** Start **

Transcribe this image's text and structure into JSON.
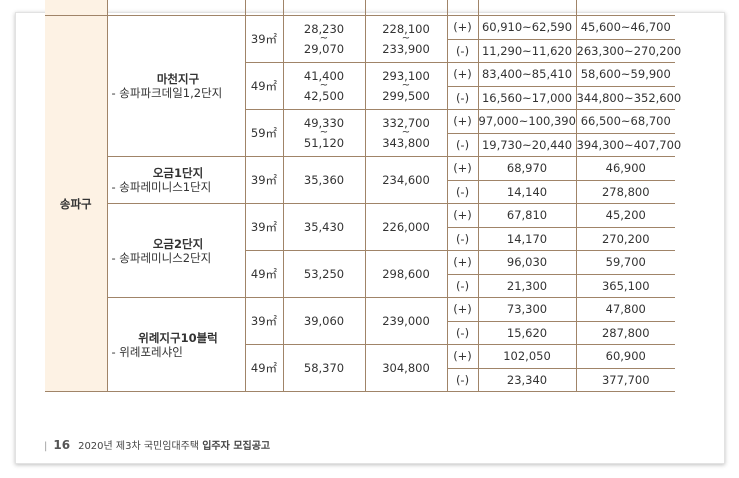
{
  "table": {
    "district": "송파구",
    "complexes": [
      {
        "name": "마천지구",
        "sub": "- 송파파크데일1,2단지",
        "areas": [
          {
            "area": "39㎡",
            "deposit": [
              "28,230",
              "~",
              "29,070"
            ],
            "rent": [
              "228,100",
              "~",
              "233,900"
            ],
            "rows": [
              [
                "(+)",
                "60,910~62,590",
                "45,600~46,700"
              ],
              [
                "(-)",
                "11,290~11,620",
                "263,300~270,200"
              ]
            ]
          },
          {
            "area": "49㎡",
            "deposit": [
              "41,400",
              "~",
              "42,500"
            ],
            "rent": [
              "293,100",
              "~",
              "299,500"
            ],
            "rows": [
              [
                "(+)",
                "83,400~85,410",
                "58,600~59,900"
              ],
              [
                "(-)",
                "16,560~17,000",
                "344,800~352,600"
              ]
            ]
          },
          {
            "area": "59㎡",
            "deposit": [
              "49,330",
              "~",
              "51,120"
            ],
            "rent": [
              "332,700",
              "~",
              "343,800"
            ],
            "rows": [
              [
                "(+)",
                "97,000~100,390",
                "66,500~68,700"
              ],
              [
                "(-)",
                "19,730~20,440",
                "394,300~407,700"
              ]
            ]
          }
        ]
      },
      {
        "name": "오금1단지",
        "sub": "- 송파레미니스1단지",
        "areas": [
          {
            "area": "39㎡",
            "deposit": [
              "35,360"
            ],
            "rent": [
              "234,600"
            ],
            "rows": [
              [
                "(+)",
                "68,970",
                "46,900"
              ],
              [
                "(-)",
                "14,140",
                "278,800"
              ]
            ]
          }
        ]
      },
      {
        "name": "오금2단지",
        "sub": "- 송파레미니스2단지",
        "areas": [
          {
            "area": "39㎡",
            "deposit": [
              "35,430"
            ],
            "rent": [
              "226,000"
            ],
            "rows": [
              [
                "(+)",
                "67,810",
                "45,200"
              ],
              [
                "(-)",
                "14,170",
                "270,200"
              ]
            ]
          },
          {
            "area": "49㎡",
            "deposit": [
              "53,250"
            ],
            "rent": [
              "298,600"
            ],
            "rows": [
              [
                "(+)",
                "96,030",
                "59,700"
              ],
              [
                "(-)",
                "21,300",
                "365,100"
              ]
            ]
          }
        ]
      },
      {
        "name": "위례지구10블럭",
        "sub": "- 위례포레샤인",
        "areas": [
          {
            "area": "39㎡",
            "deposit": [
              "39,060"
            ],
            "rent": [
              "239,000"
            ],
            "rows": [
              [
                "(+)",
                "73,300",
                "47,800"
              ],
              [
                "(-)",
                "15,620",
                "287,800"
              ]
            ]
          },
          {
            "area": "49㎡",
            "deposit": [
              "58,370"
            ],
            "rent": [
              "304,800"
            ],
            "rows": [
              [
                "(+)",
                "102,050",
                "60,900"
              ],
              [
                "(-)",
                "23,340",
                "377,700"
              ]
            ]
          }
        ]
      }
    ]
  },
  "footer": {
    "page": "16",
    "text": "2020년 제3차 국민임대주택 ",
    "bold": "입주자 모집공고"
  }
}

** End **

* _Work required_
Reproduce the material word for word, minus the images.

* _Solved problem_
Transcribe this image's text and structure into JSON.
{
  "table": {
    "district": "송파구",
    "complexes": [
      {
        "name": "마천지구",
        "sub": "- 송파파크데일1,2단지",
        "areas": [
          {
            "area": "39㎡",
            "deposit": [
              "28,230",
              "~",
              "29,070"
            ],
            "rent": [
              "228,100",
              "~",
              "233,900"
            ],
            "rows": [
              [
                "(+)",
                "60,910~62,590",
                "45,600~46,700"
              ],
              [
                "(-)",
                "11,290~11,620",
                "263,300~270,200"
              ]
            ]
          },
          {
            "area": "49㎡",
            "deposit": [
              "41,400",
              "~",
              "42,500"
            ],
            "rent": [
              "293,100",
              "~",
              "299,500"
            ],
            "rows": [
              [
                "(+)",
                "83,400~85,410",
                "58,600~59,900"
              ],
              [
                "(-)",
                "16,560~17,000",
                "344,800~352,600"
              ]
            ]
          },
          {
            "area": "59㎡",
            "deposit": [
              "49,330",
              "~",
              "51,120"
            ],
            "rent": [
              "332,700",
              "~",
              "343,800"
            ],
            "rows": [
              [
                "(+)",
                "97,000~100,390",
                "66,500~68,700"
              ],
              [
                "(-)",
                "19,730~20,440",
                "394,300~407,700"
              ]
            ]
          }
        ]
      },
      {
        "name": "오금1단지",
        "sub": "- 송파레미니스1단지",
        "areas": [
          {
            "area": "39㎡",
            "deposit": [
              "35,360"
            ],
            "rent": [
              "234,600"
            ],
            "rows": [
              [
                "(+)",
                "68,970",
                "46,900"
              ],
              [
                "(-)",
                "14,140",
                "278,800"
              ]
            ]
          }
        ]
      },
      {
        "name": "오금2단지",
        "sub": "- 송파레미니스2단지",
        "areas": [
          {
            "area": "39㎡",
            "deposit": [
              "35,430"
            ],
            "rent": [
              "226,000"
            ],
            "rows": [
              [
                "(+)",
                "67,810",
                "45,200"
              ],
              [
                "(-)",
                "14,170",
                "270,200"
              ]
            ]
          },
          {
            "area": "49㎡",
            "deposit": [
              "53,250"
            ],
            "rent": [
              "298,600"
            ],
            "rows": [
              [
                "(+)",
                "96,030",
                "59,700"
              ],
              [
                "(-)",
                "21,300",
                "365,100"
              ]
            ]
          }
        ]
      },
      {
        "name": "위례지구10블럭",
        "sub": "- 위례포레샤인",
        "areas": [
          {
            "area": "39㎡",
            "deposit": [
              "39,060"
            ],
            "rent": [
              "239,000"
            ],
            "rows": [
              [
                "(+)",
                "73,300",
                "47,800"
              ],
              [
                "(-)",
                "15,620",
                "287,800"
              ]
            ]
          },
          {
            "area": "49㎡",
            "deposit": [
              "58,370"
            ],
            "rent": [
              "304,800"
            ],
            "rows": [
              [
                "(+)",
                "102,050",
                "60,900"
              ],
              [
                "(-)",
                "23,340",
                "377,700"
              ]
            ]
          }
        ]
      }
    ]
  },
  "footer": {
    "page": "16",
    "text": "2020년 제3차 국민임대주택 ",
    "bold": "입주자 모집공고"
  }
}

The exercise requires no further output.